Your goal
Write every line out verbatim and omit the pictures.

Dataset items:
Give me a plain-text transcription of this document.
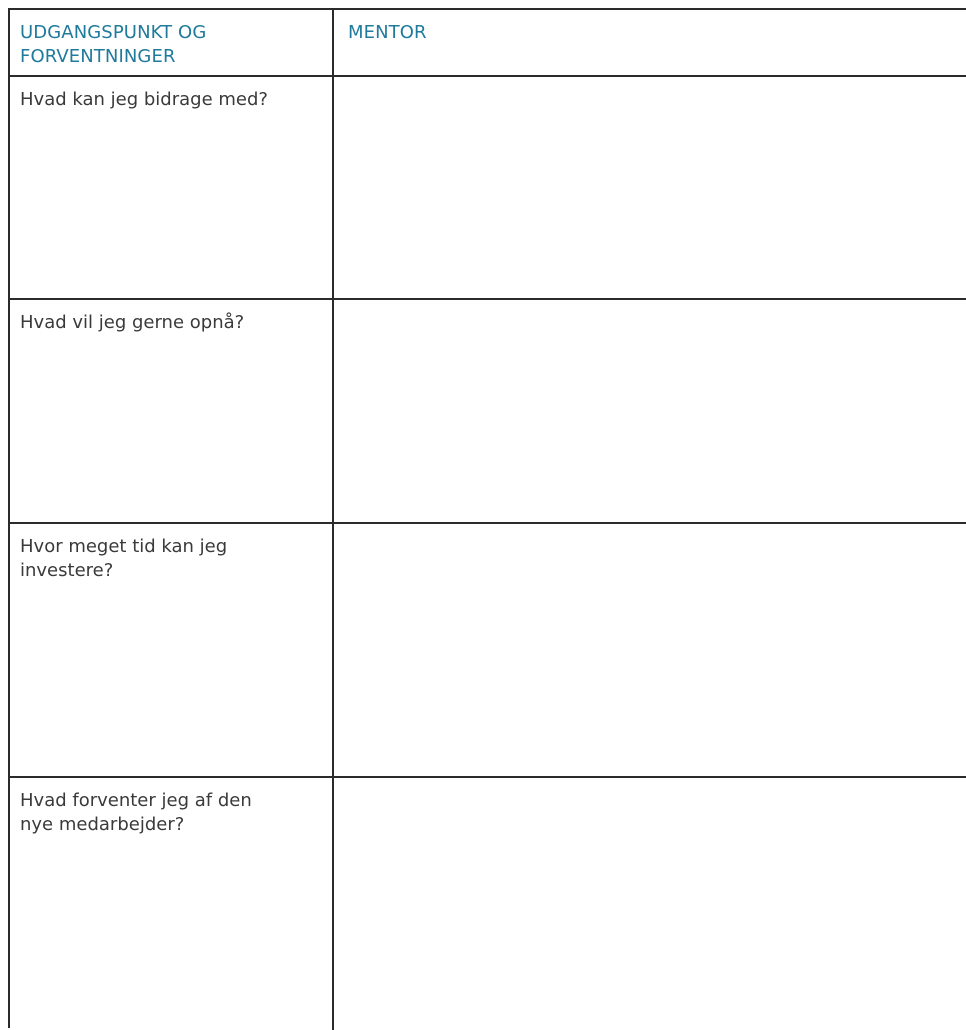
UDGANGSPUNKT OG
FORVENTNINGER

MENTOR

Hvad kan jeg bidrage med?

Hvad vil jeg gerne opnå?

Hvor meget tid kan jeg
investere?

Hvad forventer jeg af den
nye medarbejder?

Written response
Give me a plain-text transcription of this document.
UDGANGSPUNKT OG
FORVENTNINGER

MENTOR

Hvad kan jeg bidrage med?

Hvad vil jeg gerne opnå?

Hvor meget tid kan jeg
investere?

Hvad forventer jeg af den
nye medarbejder?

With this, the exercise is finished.